**Travail à faire**
D'après l'extrait retenu sur la consultation scientifique fédérale, que doit faire le Canada, selon le document de consultation, pour devenir un pays plus novateur ? Énumérez ces actions.

**Extrait retenu**
La consultation sur la future stratégie scientifique fédérale lancée par Ottawa le 8 janvier dernier a toutes les apparences d’une coquille vide, dénonce la Fédération québécoise des professeurs et professeures d’universités.
De fait, on a rarement vu consultation plus expéditive et bâclée sur un sujet pourtant d’importance vitale pour un pays !
Les Canadiens ont jusqu’au 7 février pour se prononcer par courriel sur la future stratégie baptisée «Un moment à saisir pour le Canada».
La consultation a été annoncée le 8 janvier dernier par le ministre ministre d’État (Sciences et Technologie), Greg Rickford.
Le document de consultation fait cinq pages et ne laisse aucun doute sur les ambitions du gouvernement Harper, qui ne voit dans la recherche scientifique qu’une occasion d’affaires.
Tout un contraste avec les efforts que le Québec a mis dans sa dernière Politique de la recherche et de l’innovation, publiée en octobre dernier à l’issue d’un long processus de consultation et qui a fait la quasi-unanimité dans les milieux de la recherche !
Dès l’introduction, le document de consultation fédéral dévoile ses intentions :
Le Canada doit devenir un pays plus novateur ; autrement dit, il doit «créer de nouveaux produits ou procédés ou créer des produits ou des processus grandement améliorés et il doit modifier sa façon de faire des affaires».
Le moment à saisir, explique le document, c’est celui où les efforts en science rapportent enfin.
Cette vision extrêmement réductrice de la science transparaît tout particulièrement dans le paragraphe suivant, censé résumer en quoi le Canada est un grand pays de science.
Dans un environnement mondial très concurrentiel où l’innovation et la collaboration comptent, le Canada continue de se faire remarquer par le reste du monde. Notre pays est toujours en tête du G7 au chapitre des dépenses dans la R-D dans l’enseignement supérieur, et le Canada est le seul pays du G7 à avoir porté le nombre de ses articles scientifiques au-dessus de la moyenne mondiale au cours des dernières années. Le Canada possède un système d’éducation post-secondaire de renommée internationale qui s’appuie sur la collaboration du secteur privé et qui en tire parti, en particulier par l’entremise de réseaux de recherche. Une migration nette des chercheurs a également été observée au cours de la dernière décennie vers le Canada qui devient une destination de plus en plus prisée par certains des plus brillants cerveaux du monde.
En ce moment, M. Rickford, le Canada fait surtout parler de lui dans le monde de la science pour sa politique de destruction des archives scientifiques fédérales. Voyez cet article du magazine Nature de cette semaine.

**Données fournies**
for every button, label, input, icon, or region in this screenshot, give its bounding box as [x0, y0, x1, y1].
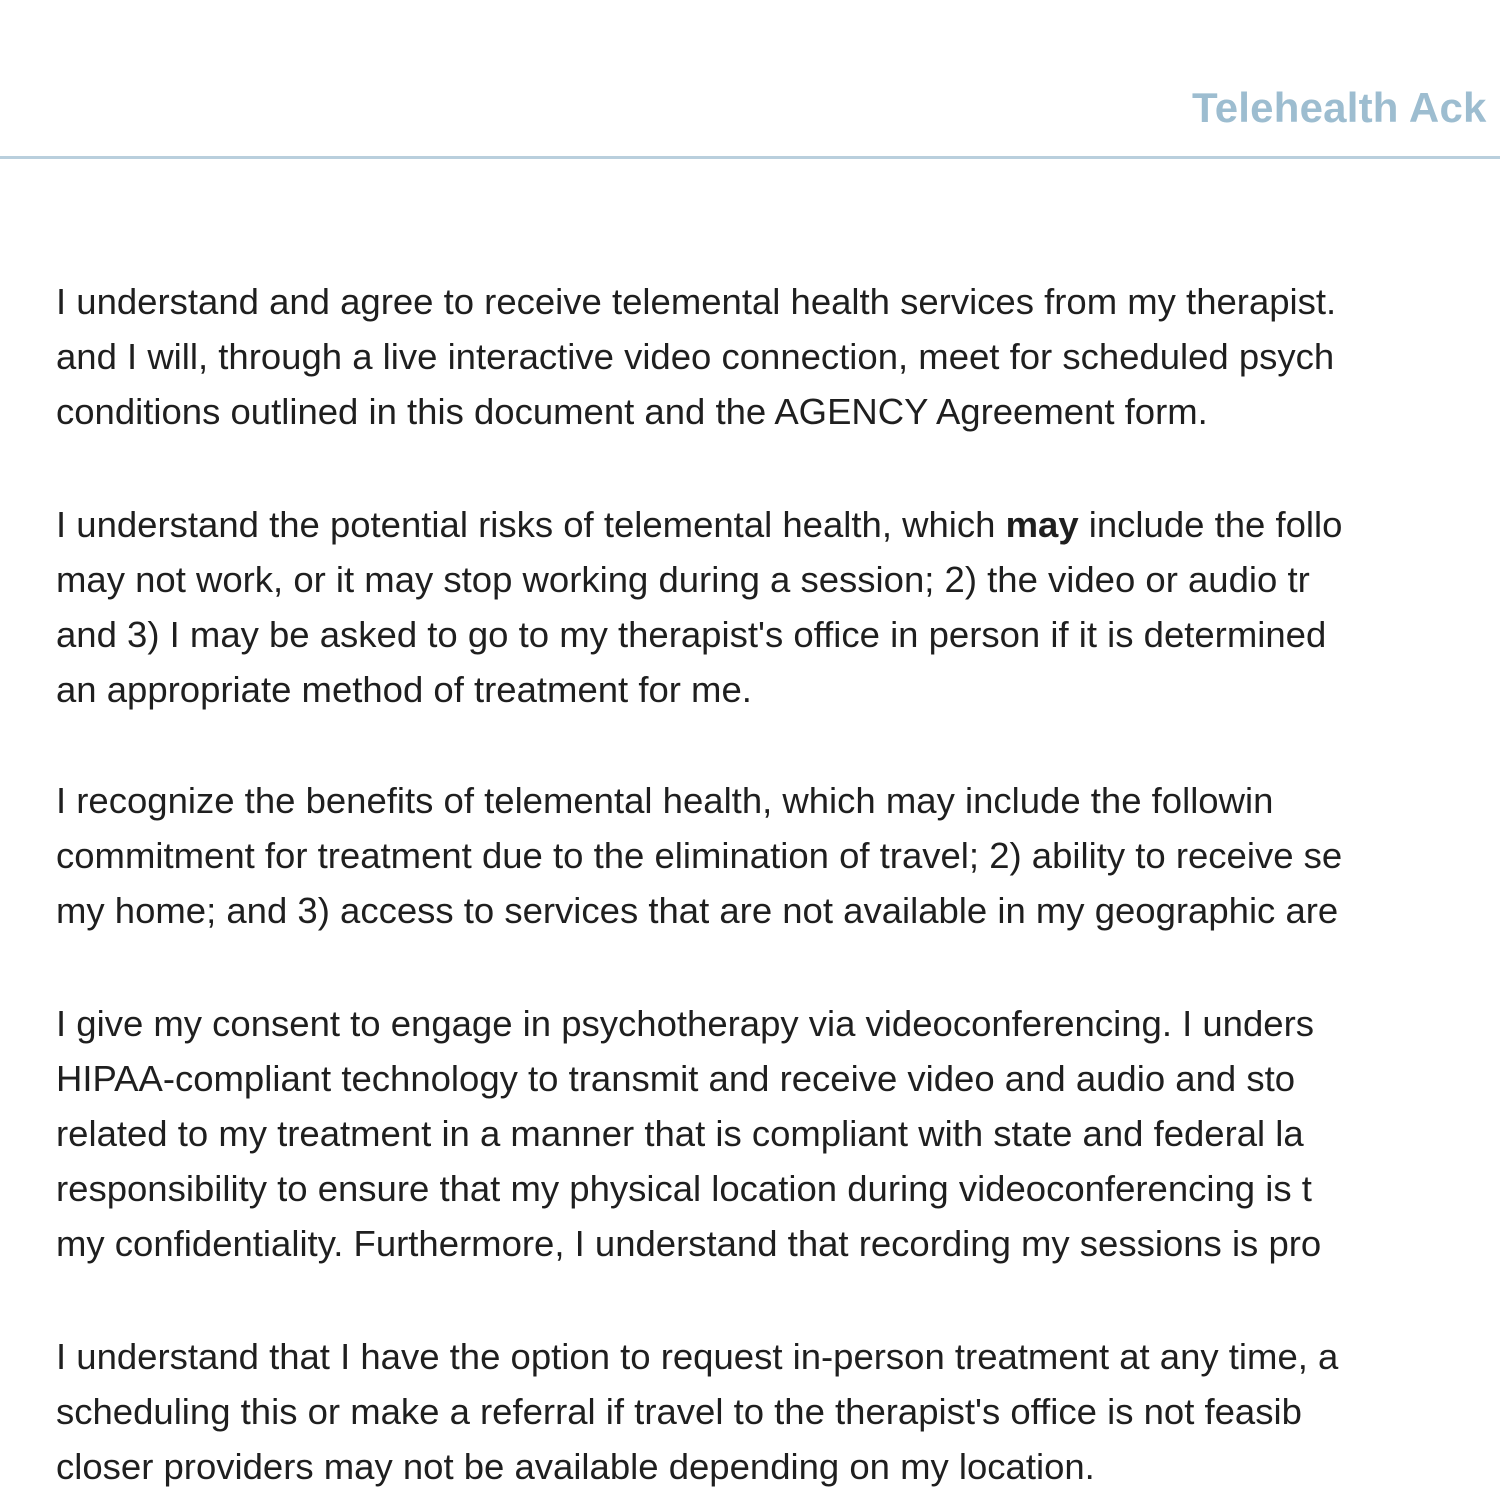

**Réponse attendue**
- créer de nouveaux produits ou procédés
- créer des produits ou des processus grandement améliorés
- modifier sa façon de faire des affaires